**TASK TO COMPLETE**
Convert the listing below into a numbered list, one line per item, with blank lines dropped and the pictures omitted.

**EXERCISE MATERIALS**
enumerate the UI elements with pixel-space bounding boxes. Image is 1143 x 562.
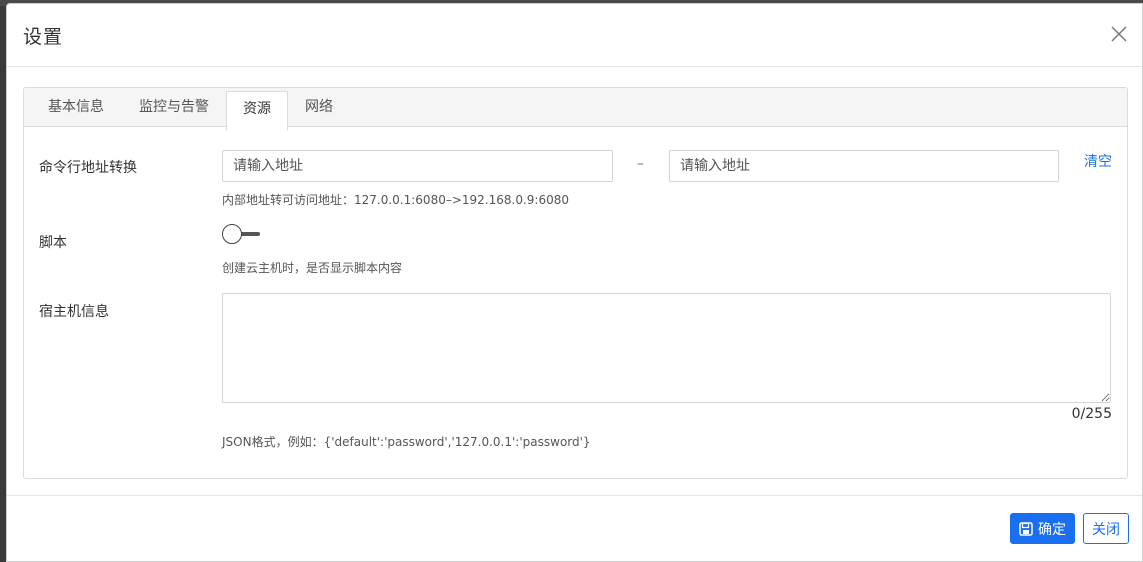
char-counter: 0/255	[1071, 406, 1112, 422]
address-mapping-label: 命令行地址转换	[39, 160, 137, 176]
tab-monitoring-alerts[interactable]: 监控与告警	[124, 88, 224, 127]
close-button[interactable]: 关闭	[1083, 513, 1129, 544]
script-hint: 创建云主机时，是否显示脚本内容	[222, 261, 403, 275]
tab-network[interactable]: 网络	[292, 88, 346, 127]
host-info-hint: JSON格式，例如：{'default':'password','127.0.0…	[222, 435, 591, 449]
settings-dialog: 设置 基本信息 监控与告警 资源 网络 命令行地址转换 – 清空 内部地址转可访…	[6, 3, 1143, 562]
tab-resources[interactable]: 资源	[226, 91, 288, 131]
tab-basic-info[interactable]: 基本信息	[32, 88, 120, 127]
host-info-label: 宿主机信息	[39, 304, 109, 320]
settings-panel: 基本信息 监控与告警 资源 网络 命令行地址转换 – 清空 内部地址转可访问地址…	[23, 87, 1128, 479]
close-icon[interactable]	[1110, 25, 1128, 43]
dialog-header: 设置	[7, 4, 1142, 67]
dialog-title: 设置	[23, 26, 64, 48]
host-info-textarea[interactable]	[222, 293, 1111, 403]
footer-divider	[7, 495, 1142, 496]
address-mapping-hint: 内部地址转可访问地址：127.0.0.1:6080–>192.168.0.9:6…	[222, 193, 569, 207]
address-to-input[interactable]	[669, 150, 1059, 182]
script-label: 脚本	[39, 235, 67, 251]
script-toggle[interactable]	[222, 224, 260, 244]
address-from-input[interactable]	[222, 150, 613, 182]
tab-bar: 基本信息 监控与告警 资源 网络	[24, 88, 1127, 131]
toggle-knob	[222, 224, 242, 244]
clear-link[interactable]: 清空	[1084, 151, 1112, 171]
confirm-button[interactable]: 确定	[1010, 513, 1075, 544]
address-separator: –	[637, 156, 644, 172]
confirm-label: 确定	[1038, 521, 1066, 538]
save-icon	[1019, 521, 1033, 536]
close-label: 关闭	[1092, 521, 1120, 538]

**EXERCISE ANSWER**
1. enumerate the UI elements with pixel-space bounding boxes. Image is 1143 x 562.
2. char-counter: 0/255	[1071, 406, 1112, 422]
3. address-mapping-label: 命令行地址转换	[39, 160, 137, 176]
4. tab-monitoring-alerts[interactable]: 监控与告警	[124, 88, 224, 127]
5. close-button[interactable]: 关闭	[1083, 513, 1129, 544]
6. script-hint: 创建云主机时，是否显示脚本内容	[222, 261, 403, 275]
7. tab-network[interactable]: 网络	[292, 88, 346, 127]
8. host-info-hint: JSON格式，例如：{'default':'password','127.0.0…	[222, 435, 591, 449]
9. settings-dialog: 设置 基本信息 监控与告警 资源 网络 命令行地址转换 – 清空 内部地址转可访…	[6, 3, 1143, 562]
10. tab-resources[interactable]: 资源	[226, 91, 288, 131]
11. tab-basic-info[interactable]: 基本信息	[32, 88, 120, 127]
12. host-info-label: 宿主机信息	[39, 304, 109, 320]
13. settings-panel: 基本信息 监控与告警 资源 网络 命令行地址转换 – 清空 内部地址转可访问地址…	[23, 87, 1128, 479]
14. close-icon[interactable]	[1110, 25, 1128, 43]
15. dialog-header: 设置	[7, 4, 1142, 67]
16. dialog-title: 设置	[23, 26, 64, 48]
17. host-info-textarea[interactable]	[222, 293, 1111, 403]
18. footer-divider	[7, 495, 1142, 496]
19. address-mapping-hint: 内部地址转可访问地址：127.0.0.1:6080–>192.168.0.9:6…	[222, 193, 569, 207]
20. address-to-input[interactable]	[669, 150, 1059, 182]
21. script-label: 脚本	[39, 235, 67, 251]
22. script-toggle[interactable]	[222, 224, 260, 244]
23. address-from-input[interactable]	[222, 150, 613, 182]
24. tab-bar: 基本信息 监控与告警 资源 网络	[24, 88, 1127, 131]
25. toggle-knob	[222, 224, 242, 244]
26. clear-link[interactable]: 清空	[1084, 151, 1112, 171]
27. confirm-button[interactable]: 确定	[1010, 513, 1075, 544]
28. address-separator: –	[637, 156, 644, 172]
29. confirm-label: 确定	[1038, 521, 1066, 538]
30. save-icon	[1019, 521, 1033, 536]
31. close-label: 关闭	[1092, 521, 1120, 538]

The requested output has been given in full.